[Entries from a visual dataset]
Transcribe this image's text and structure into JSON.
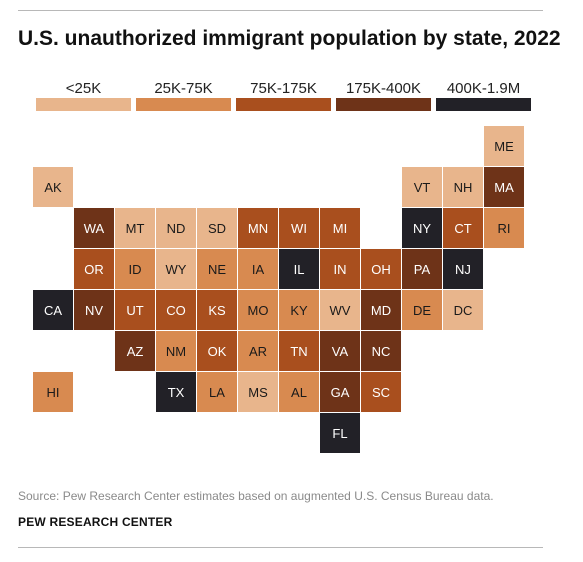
{
  "chart_data": {
    "type": "tile-map",
    "title": "U.S. unauthorized immigrant population by state, 2022",
    "legend": [
      {
        "label": "<25K",
        "color": "#e8b58c"
      },
      {
        "label": "25K-75K",
        "color": "#d88a50"
      },
      {
        "label": "75K-175K",
        "color": "#a94f1e"
      },
      {
        "label": "175K-400K",
        "color": "#6e3318"
      },
      {
        "label": "400K-1.9M",
        "color": "#222127"
      }
    ],
    "states": [
      {
        "abbr": "ME",
        "bin": 0,
        "col": 11,
        "row": 0
      },
      {
        "abbr": "AK",
        "bin": 0,
        "col": 0,
        "row": 1
      },
      {
        "abbr": "VT",
        "bin": 0,
        "col": 9,
        "row": 1
      },
      {
        "abbr": "NH",
        "bin": 0,
        "col": 10,
        "row": 1
      },
      {
        "abbr": "MA",
        "bin": 3,
        "col": 11,
        "row": 1
      },
      {
        "abbr": "WA",
        "bin": 3,
        "col": 1,
        "row": 2
      },
      {
        "abbr": "MT",
        "bin": 0,
        "col": 2,
        "row": 2
      },
      {
        "abbr": "ND",
        "bin": 0,
        "col": 3,
        "row": 2
      },
      {
        "abbr": "SD",
        "bin": 0,
        "col": 4,
        "row": 2
      },
      {
        "abbr": "MN",
        "bin": 2,
        "col": 5,
        "row": 2
      },
      {
        "abbr": "WI",
        "bin": 2,
        "col": 6,
        "row": 2
      },
      {
        "abbr": "MI",
        "bin": 2,
        "col": 7,
        "row": 2
      },
      {
        "abbr": "NY",
        "bin": 4,
        "col": 9,
        "row": 2
      },
      {
        "abbr": "CT",
        "bin": 2,
        "col": 10,
        "row": 2
      },
      {
        "abbr": "RI",
        "bin": 1,
        "col": 11,
        "row": 2
      },
      {
        "abbr": "OR",
        "bin": 2,
        "col": 1,
        "row": 3
      },
      {
        "abbr": "ID",
        "bin": 1,
        "col": 2,
        "row": 3
      },
      {
        "abbr": "WY",
        "bin": 0,
        "col": 3,
        "row": 3
      },
      {
        "abbr": "NE",
        "bin": 1,
        "col": 4,
        "row": 3
      },
      {
        "abbr": "IA",
        "bin": 1,
        "col": 5,
        "row": 3
      },
      {
        "abbr": "IL",
        "bin": 4,
        "col": 6,
        "row": 3
      },
      {
        "abbr": "IN",
        "bin": 2,
        "col": 7,
        "row": 3
      },
      {
        "abbr": "OH",
        "bin": 2,
        "col": 8,
        "row": 3
      },
      {
        "abbr": "PA",
        "bin": 3,
        "col": 9,
        "row": 3
      },
      {
        "abbr": "NJ",
        "bin": 4,
        "col": 10,
        "row": 3
      },
      {
        "abbr": "CA",
        "bin": 4,
        "col": 0,
        "row": 4
      },
      {
        "abbr": "NV",
        "bin": 3,
        "col": 1,
        "row": 4
      },
      {
        "abbr": "UT",
        "bin": 2,
        "col": 2,
        "row": 4
      },
      {
        "abbr": "CO",
        "bin": 2,
        "col": 3,
        "row": 4
      },
      {
        "abbr": "KS",
        "bin": 2,
        "col": 4,
        "row": 4
      },
      {
        "abbr": "MO",
        "bin": 1,
        "col": 5,
        "row": 4
      },
      {
        "abbr": "KY",
        "bin": 1,
        "col": 6,
        "row": 4
      },
      {
        "abbr": "WV",
        "bin": 0,
        "col": 7,
        "row": 4
      },
      {
        "abbr": "MD",
        "bin": 3,
        "col": 8,
        "row": 4
      },
      {
        "abbr": "DE",
        "bin": 1,
        "col": 9,
        "row": 4
      },
      {
        "abbr": "DC",
        "bin": 0,
        "col": 10,
        "row": 4
      },
      {
        "abbr": "AZ",
        "bin": 3,
        "col": 2,
        "row": 5
      },
      {
        "abbr": "NM",
        "bin": 1,
        "col": 3,
        "row": 5
      },
      {
        "abbr": "OK",
        "bin": 2,
        "col": 4,
        "row": 5
      },
      {
        "abbr": "AR",
        "bin": 1,
        "col": 5,
        "row": 5
      },
      {
        "abbr": "TN",
        "bin": 2,
        "col": 6,
        "row": 5
      },
      {
        "abbr": "VA",
        "bin": 3,
        "col": 7,
        "row": 5
      },
      {
        "abbr": "NC",
        "bin": 3,
        "col": 8,
        "row": 5
      },
      {
        "abbr": "HI",
        "bin": 1,
        "col": 0,
        "row": 6
      },
      {
        "abbr": "TX",
        "bin": 4,
        "col": 3,
        "row": 6
      },
      {
        "abbr": "LA",
        "bin": 1,
        "col": 4,
        "row": 6
      },
      {
        "abbr": "MS",
        "bin": 0,
        "col": 5,
        "row": 6
      },
      {
        "abbr": "AL",
        "bin": 1,
        "col": 6,
        "row": 6
      },
      {
        "abbr": "GA",
        "bin": 3,
        "col": 7,
        "row": 6
      },
      {
        "abbr": "SC",
        "bin": 2,
        "col": 8,
        "row": 6
      },
      {
        "abbr": "FL",
        "bin": 4,
        "col": 7,
        "row": 7
      }
    ]
  },
  "source": "Source: Pew Research Center estimates based on augmented U.S. Census Bureau data.",
  "brand": "PEW RESEARCH CENTER"
}
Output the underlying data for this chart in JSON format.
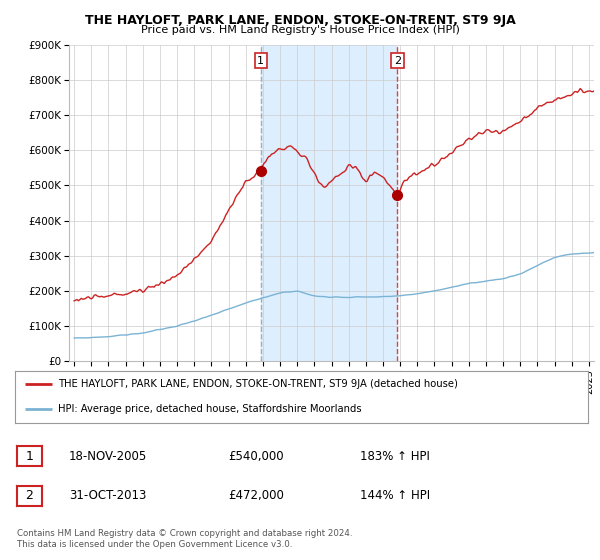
{
  "title": "THE HAYLOFT, PARK LANE, ENDON, STOKE-ON-TRENT, ST9 9JA",
  "subtitle": "Price paid vs. HM Land Registry's House Price Index (HPI)",
  "legend_line1": "THE HAYLOFT, PARK LANE, ENDON, STOKE-ON-TRENT, ST9 9JA (detached house)",
  "legend_line2": "HPI: Average price, detached house, Staffordshire Moorlands",
  "footnote": "Contains HM Land Registry data © Crown copyright and database right 2024.\nThis data is licensed under the Open Government Licence v3.0.",
  "transaction1_date": "18-NOV-2005",
  "transaction1_price": "£540,000",
  "transaction1_hpi": "183% ↑ HPI",
  "transaction2_date": "31-OCT-2013",
  "transaction2_price": "£472,000",
  "transaction2_hpi": "144% ↑ HPI",
  "ylim": [
    0,
    900000
  ],
  "yticks": [
    0,
    100000,
    200000,
    300000,
    400000,
    500000,
    600000,
    700000,
    800000,
    900000
  ],
  "ytick_labels": [
    "£0",
    "£100K",
    "£200K",
    "£300K",
    "£400K",
    "£500K",
    "£600K",
    "£700K",
    "£800K",
    "£900K"
  ],
  "hpi_color": "#7ab3d4",
  "price_color": "#cc2222",
  "marker_color": "#aa0000",
  "vline1_color": "#aaaaaa",
  "vline2_color": "#dd4444",
  "span_color": "#ddeeff",
  "background_color": "#ffffff",
  "grid_color": "#cccccc",
  "transaction1_x": 2005.88,
  "transaction2_x": 2013.83,
  "transaction1_y": 540000,
  "transaction2_y": 472000,
  "xlim_left": 1994.7,
  "xlim_right": 2025.3
}
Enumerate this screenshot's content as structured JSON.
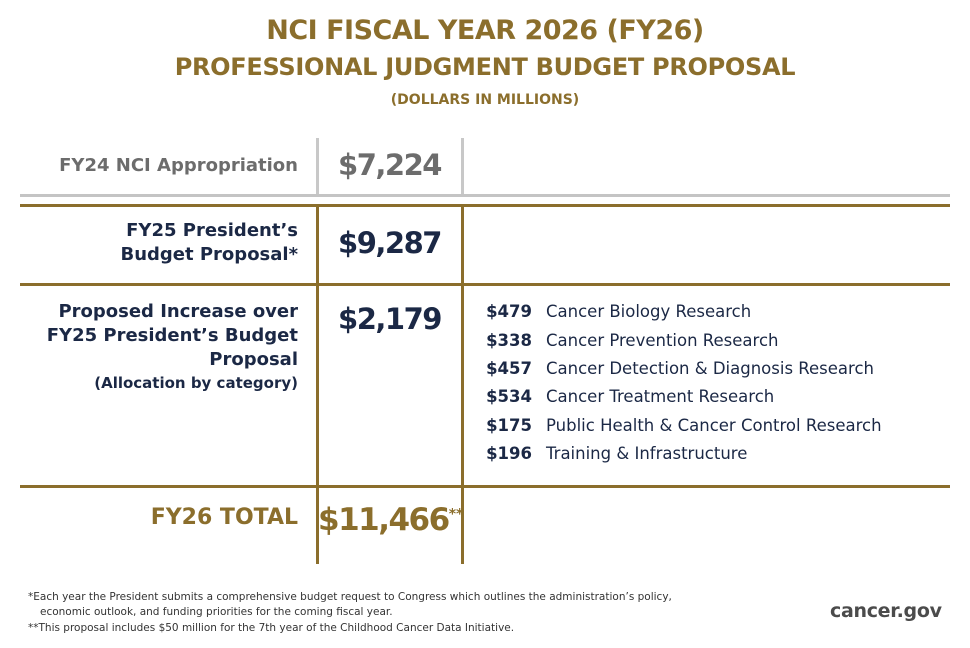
{
  "header": {
    "title_line1": "NCI FISCAL YEAR 2026 (FY26)",
    "title_line2": "PROFESSIONAL JUDGMENT BUDGET PROPOSAL",
    "units": "(DOLLARS IN MILLIONS)"
  },
  "rows": {
    "fy24": {
      "label": "FY24 NCI Appropriation",
      "amount": "$7,224"
    },
    "fy25": {
      "label_line1": "FY25 President’s",
      "label_line2": "Budget Proposal*",
      "amount": "$9,287"
    },
    "increase": {
      "label_line1": "Proposed Increase over",
      "label_line2": "FY25 President’s Budget",
      "label_line3": "Proposal",
      "sublabel": "(Allocation by category)",
      "amount": "$2,179"
    },
    "total": {
      "label": "FY26 TOTAL",
      "amount": "$11,466",
      "marker": "**"
    }
  },
  "categories": [
    {
      "amount": "$479",
      "name": "Cancer Biology Research"
    },
    {
      "amount": "$338",
      "name": "Cancer Prevention Research"
    },
    {
      "amount": "$457",
      "name": "Cancer Detection & Diagnosis Research"
    },
    {
      "amount": "$534",
      "name": "Cancer Treatment Research"
    },
    {
      "amount": "$175",
      "name": "Public Health & Cancer Control Research"
    },
    {
      "amount": "$196",
      "name": "Training & Infrastructure"
    }
  ],
  "footnotes": {
    "note1_line1": "*Each year the President submits a comprehensive budget request to Congress which outlines the administration’s policy,",
    "note1_line2": "economic outlook, and funding priorities for the coming fiscal year.",
    "note2": "**This proposal includes $50 million for the 7th year of the Childhood Cancer Data Initiative."
  },
  "site": "cancer.gov",
  "colors": {
    "gold": "#8b6e2c",
    "navy": "#1b2845",
    "grey": "#6c6c6c",
    "grey_line": "#c4c4c4"
  }
}
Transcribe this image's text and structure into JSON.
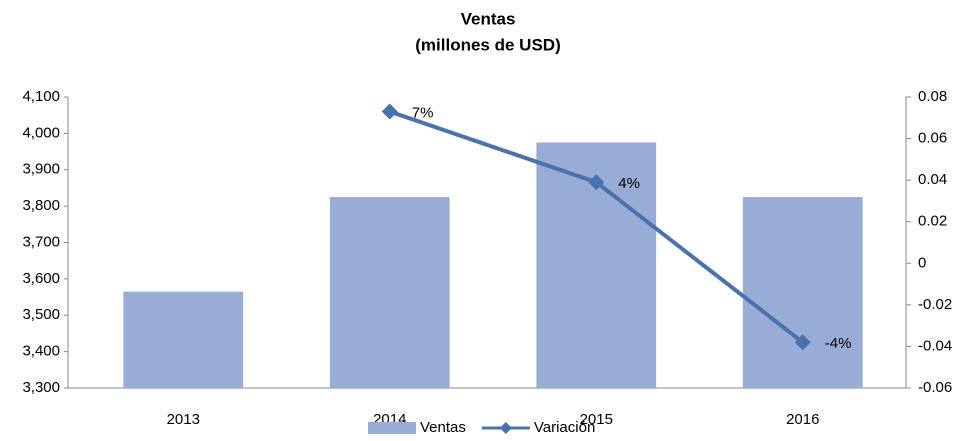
{
  "chart_data": {
    "type": "bar_line",
    "title": "Ventas",
    "subtitle": "(millones de USD)",
    "categories": [
      "2013",
      "2014",
      "2015",
      "2016"
    ],
    "series": [
      {
        "name": "Ventas",
        "color": "#98acd6",
        "type": "bar",
        "values": [
          3565,
          3825,
          3975,
          3825
        ]
      },
      {
        "name": "Variación",
        "color": "#4a72ac",
        "type": "line",
        "axis": "y2",
        "values": [
          null,
          0.073,
          0.039,
          -0.038
        ],
        "value_labels": [
          null,
          "7%",
          "4%",
          "-4%"
        ]
      }
    ],
    "ylim": [
      3300,
      4100
    ],
    "yticks": [
      {
        "value": 3300,
        "label": "3,300"
      },
      {
        "value": 3400,
        "label": "3,400"
      },
      {
        "value": 3500,
        "label": "3,500"
      },
      {
        "value": 3600,
        "label": "3,600"
      },
      {
        "value": 3700,
        "label": "3,700"
      },
      {
        "value": 3800,
        "label": "3,800"
      },
      {
        "value": 3900,
        "label": "3,900"
      },
      {
        "value": 4000,
        "label": "4,000"
      },
      {
        "value": 4100,
        "label": "4,100"
      }
    ],
    "y2lim": [
      -0.06,
      0.08
    ],
    "y2ticks": [
      -0.06,
      -0.04,
      -0.02,
      0,
      0.02,
      0.04,
      0.06,
      0.08
    ],
    "legend": "bottom"
  }
}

◆ **WHAT THIS TASK INVOLVES**
Which lines of the data above contain "TRENT"? Copy each one.

◆ **ANSWER FOR THIS EXERCISE**
  "title": "THE HAYLOFT, PARK LANE, ENDON, STOKE-ON-TRENT, ST9 9JA",
  "legend_line1": "THE HAYLOFT, PARK LANE, ENDON, STOKE-ON-TRENT, ST9 9JA (detached house)",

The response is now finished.